What you need to do – Gather every line from the entries below that includes "Settings".

Data listing –

◇ ◇ ◇ ◇

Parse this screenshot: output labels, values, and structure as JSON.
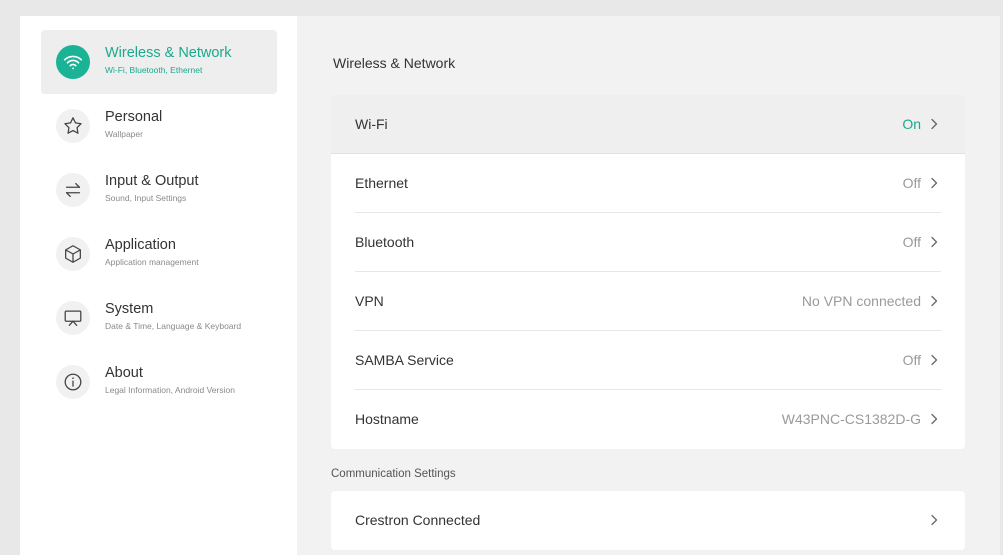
{
  "colors": {
    "accent": "#1bb396",
    "accent_text": "#1aa98d",
    "background": "#f2f2f2",
    "card": "#ffffff"
  },
  "sidebar": {
    "items": [
      {
        "title": "Wireless & Network",
        "subtitle": "Wi-Fi, Bluetooth, Ethernet",
        "icon": "wifi-icon",
        "active": true
      },
      {
        "title": "Personal",
        "subtitle": "Wallpaper",
        "icon": "star-icon",
        "active": false
      },
      {
        "title": "Input & Output",
        "subtitle": "Sound, Input Settings",
        "icon": "swap-arrows-icon",
        "active": false
      },
      {
        "title": "Application",
        "subtitle": "Application management",
        "icon": "cube-icon",
        "active": false
      },
      {
        "title": "System",
        "subtitle": "Date & Time, Language & Keyboard",
        "icon": "monitor-icon",
        "active": false
      },
      {
        "title": "About",
        "subtitle": "Legal Information, Android Version",
        "icon": "info-icon",
        "active": false
      }
    ]
  },
  "main": {
    "section_title": "Wireless & Network",
    "network_rows": [
      {
        "label": "Wi-Fi",
        "value": "On"
      },
      {
        "label": "Ethernet",
        "value": "Off"
      },
      {
        "label": "Bluetooth",
        "value": "Off"
      },
      {
        "label": "VPN",
        "value": "No VPN connected"
      },
      {
        "label": "SAMBA Service",
        "value": "Off"
      },
      {
        "label": "Hostname",
        "value": "W43PNC-CS1382D-G"
      }
    ],
    "communication": {
      "title": "Communication Settings",
      "rows": [
        {
          "label": "Crestron Connected",
          "value": ""
        }
      ]
    }
  }
}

◇ ◇ ◇ ◇

Answer to the task –
        "subtitle": "Sound, Input Settings",
      "title": "Communication Settings",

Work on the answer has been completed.